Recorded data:
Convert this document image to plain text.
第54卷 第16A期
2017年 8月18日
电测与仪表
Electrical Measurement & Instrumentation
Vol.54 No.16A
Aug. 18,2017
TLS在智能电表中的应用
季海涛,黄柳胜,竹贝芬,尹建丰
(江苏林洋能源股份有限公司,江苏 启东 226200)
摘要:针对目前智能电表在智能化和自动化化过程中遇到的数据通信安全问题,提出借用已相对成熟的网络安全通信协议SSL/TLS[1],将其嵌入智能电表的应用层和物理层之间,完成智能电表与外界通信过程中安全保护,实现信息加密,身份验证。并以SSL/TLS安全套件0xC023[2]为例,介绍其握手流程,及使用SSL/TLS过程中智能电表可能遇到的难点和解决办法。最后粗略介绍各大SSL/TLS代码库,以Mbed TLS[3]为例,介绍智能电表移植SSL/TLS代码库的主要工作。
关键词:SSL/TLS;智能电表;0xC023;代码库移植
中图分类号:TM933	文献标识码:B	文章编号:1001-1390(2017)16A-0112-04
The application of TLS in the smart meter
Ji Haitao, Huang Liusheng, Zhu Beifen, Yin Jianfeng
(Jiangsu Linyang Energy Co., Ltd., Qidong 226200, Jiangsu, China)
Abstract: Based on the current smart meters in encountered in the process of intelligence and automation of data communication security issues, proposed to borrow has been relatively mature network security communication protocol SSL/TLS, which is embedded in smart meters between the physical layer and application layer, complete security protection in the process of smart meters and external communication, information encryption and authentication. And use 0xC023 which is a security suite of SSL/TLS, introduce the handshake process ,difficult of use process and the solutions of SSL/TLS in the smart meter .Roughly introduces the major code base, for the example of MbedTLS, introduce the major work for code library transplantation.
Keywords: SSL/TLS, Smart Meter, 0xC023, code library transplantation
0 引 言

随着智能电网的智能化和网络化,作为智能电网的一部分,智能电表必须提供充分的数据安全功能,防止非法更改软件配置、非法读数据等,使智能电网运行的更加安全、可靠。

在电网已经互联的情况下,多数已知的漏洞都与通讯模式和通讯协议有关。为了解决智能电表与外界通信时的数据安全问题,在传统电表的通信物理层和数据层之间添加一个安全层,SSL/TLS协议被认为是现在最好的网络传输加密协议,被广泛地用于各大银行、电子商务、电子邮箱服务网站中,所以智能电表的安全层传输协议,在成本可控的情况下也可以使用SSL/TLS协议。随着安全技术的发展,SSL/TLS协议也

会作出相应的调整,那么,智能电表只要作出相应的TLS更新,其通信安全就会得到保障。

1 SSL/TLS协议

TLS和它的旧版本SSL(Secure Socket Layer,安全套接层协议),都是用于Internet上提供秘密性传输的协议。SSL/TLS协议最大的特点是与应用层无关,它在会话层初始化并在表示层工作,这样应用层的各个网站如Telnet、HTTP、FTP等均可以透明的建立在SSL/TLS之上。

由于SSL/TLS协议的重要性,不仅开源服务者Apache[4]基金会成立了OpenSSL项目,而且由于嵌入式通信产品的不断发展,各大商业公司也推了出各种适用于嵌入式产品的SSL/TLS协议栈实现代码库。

TO BE DONE: In the material above, find the lines that contain "application" and show them.

THE ANSWER:
The application of TLS in the smart meter
Abstract: Based on the current smart meters in encountered in the process of intelligence and automation of data communication security issues, proposed to borrow has been relatively mature network security communication protocol SSL/TLS, which is embedded in smart meters between the physical layer and application layer, complete security protection in the process of smart meters and external communication, information encryption and authentication. And use 0xC023 which is a security suite of SSL/TLS, introduce the handshake process ,difficult of use process and the solutions of SSL/TLS in the smart meter .Roughly introduces the major code base, for the example of MbedTLS, introduce the major work for code library transplantation.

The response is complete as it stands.